◆ To be done:
1) In the passage below on Manafort's finances, list every person mentioned by name.
2) Reproduce word for word the part of the Manafort passage starting at "It’s not entirely" and ending at "2014 tax return.".

## Begin Text block

By the summer of 2016, his two objectives — electing Trump and securing loans to ease his financial woes — had become intertwined.

The prosecutors have offered for the jury, currently deliberating, hundreds of pages of exhibits documenting not only the financial crunch Manafort was in when he took the Trump campaign job, but how he continued to leverage his proximity to Trump to woo lenders, even after his departure from the campaign. Regardless of the jury’s verdict on the bank fraud and tax fraud charges, we now have a much clearer picture of the dire straits Trump’s campaign manager found himself in before and during the campaign, and the allegedly illegal steps he took to get himself out of it.

‘How Could I Be Blindsided Like This?’

It’s not entirely clear when Manafort realized the depth of the financial hole he’d dug himself, but his money troubles had manifested by April 2015, while he was preparing his 2014 tax return.

“WTF?” Manafort wrote in an email, after learning from right-hand man Rick Gates that his tax bill would be around a half millions dollars. “How could I be blindsided like this? You told me you were on top of this. We need to discuss options. This is a disaster.”

Gates, originally a co-defendant in Mueller’s case against Manafort, flipped and testified against his old boss at the Virginia trial.

## End Text block
## Begin Dataset section

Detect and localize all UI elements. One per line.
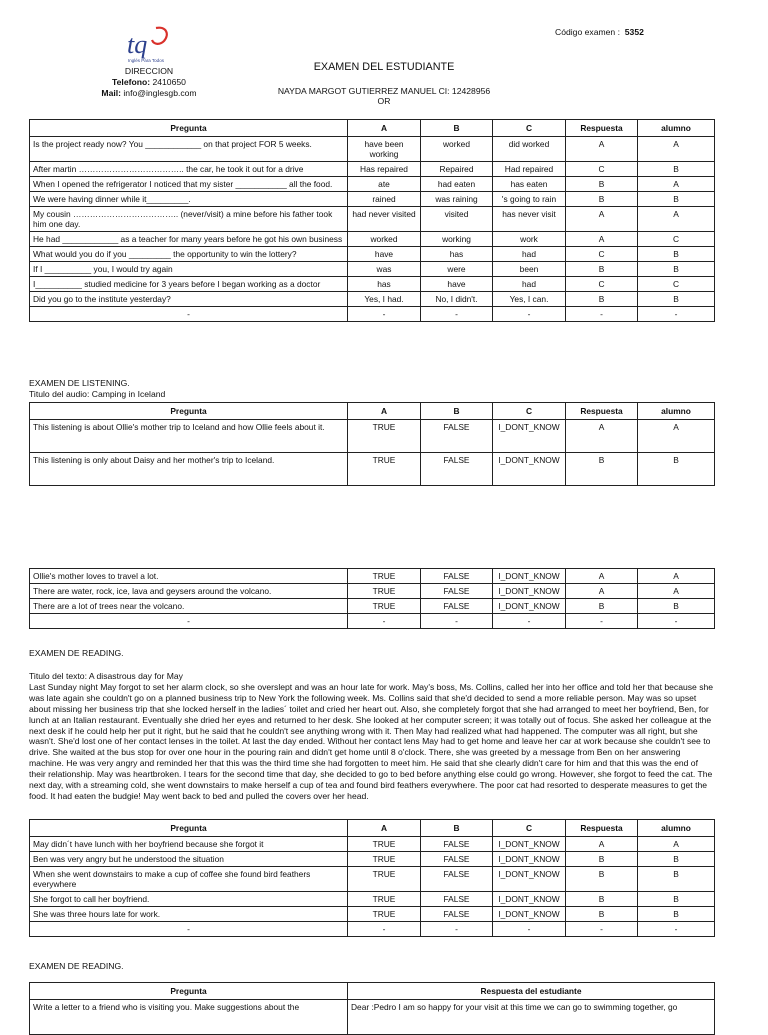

## End Dataset section

◆ Expected results:
1) Trump, Manafort, Rick Gates, Mueller

2)
It’s not entirely clear when Manafort realized the depth of the financial hole he’d dug himself, but his money troubles had manifested by April 2015, while he was preparing his 2014 tax return.